[Dataset rows]

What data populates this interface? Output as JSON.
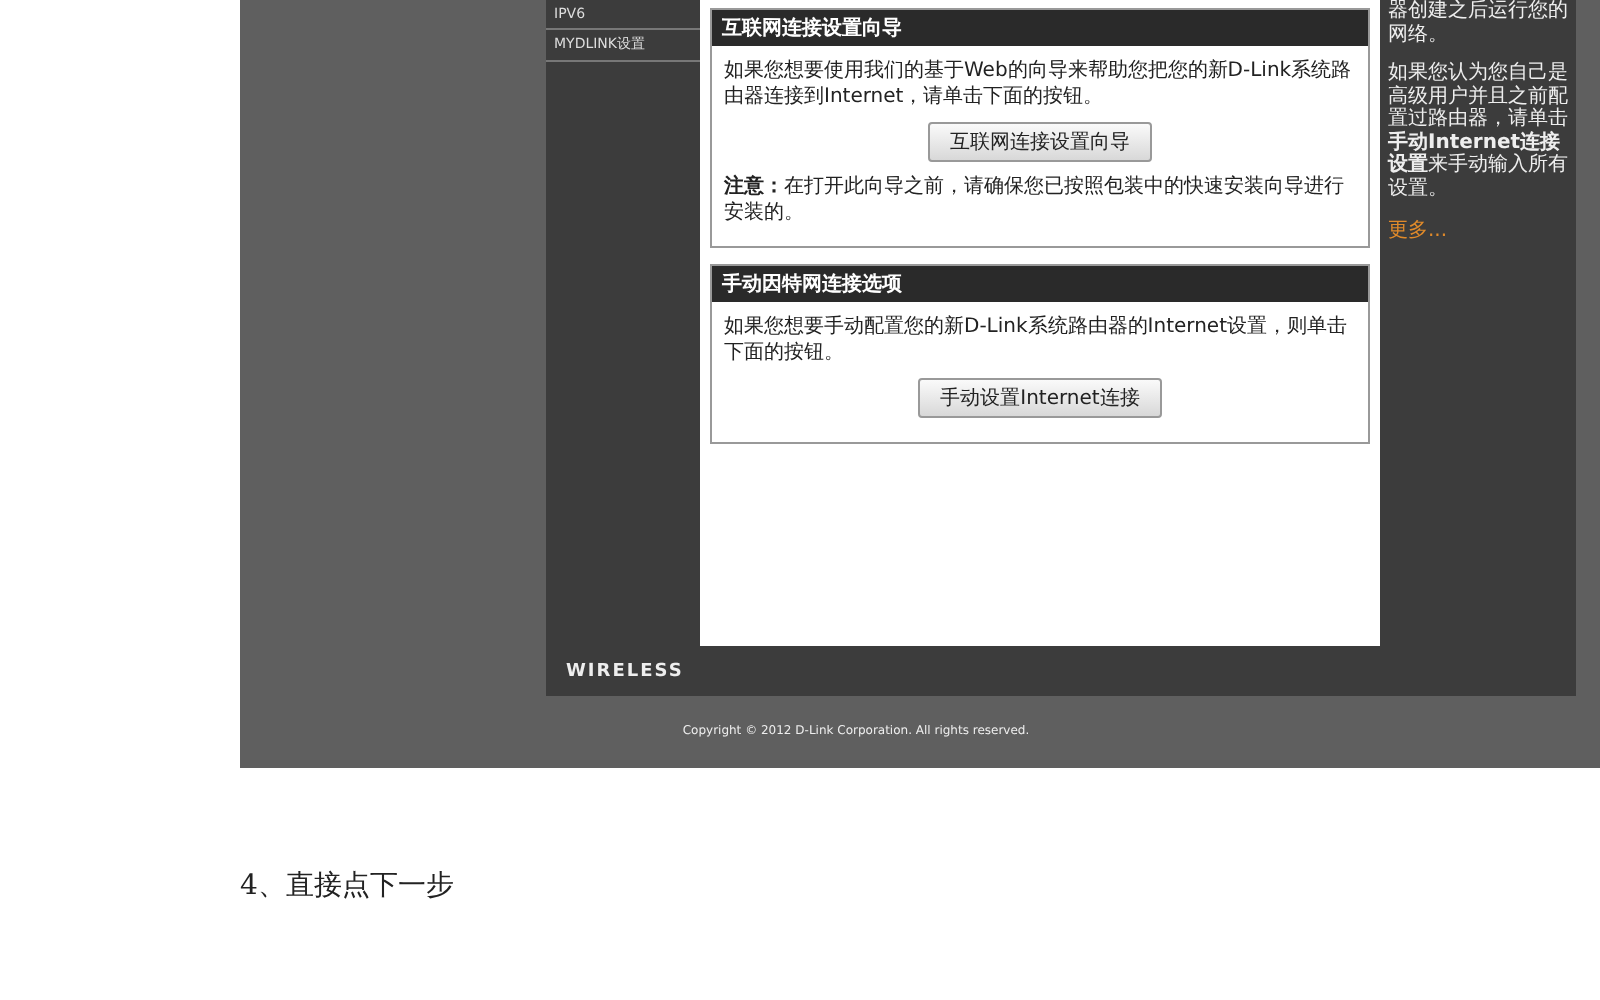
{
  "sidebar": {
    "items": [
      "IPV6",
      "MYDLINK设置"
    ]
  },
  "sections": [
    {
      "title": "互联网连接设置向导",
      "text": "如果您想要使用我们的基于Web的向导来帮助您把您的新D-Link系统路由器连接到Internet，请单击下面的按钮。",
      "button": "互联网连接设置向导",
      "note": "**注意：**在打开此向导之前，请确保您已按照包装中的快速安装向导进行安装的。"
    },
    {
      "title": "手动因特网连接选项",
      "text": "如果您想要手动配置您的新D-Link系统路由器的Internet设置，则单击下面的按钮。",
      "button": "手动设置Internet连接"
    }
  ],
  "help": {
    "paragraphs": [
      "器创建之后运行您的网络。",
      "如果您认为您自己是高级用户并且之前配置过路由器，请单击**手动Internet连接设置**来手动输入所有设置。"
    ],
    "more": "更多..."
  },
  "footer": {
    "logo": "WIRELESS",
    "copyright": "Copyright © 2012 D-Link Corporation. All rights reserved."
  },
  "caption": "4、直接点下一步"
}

§ **Directive**
Scan the material above. Return every line containing the string "text".

§ **Answer in full**
      "text": "如果您想要使用我们的基于Web的向导来帮助您把您的新D-Link系统路由器连接到Internet，请单击下面的按钮。",
      "text": "如果您想要手动配置您的新D-Link系统路由器的Internet设置，则单击下面的按钮。",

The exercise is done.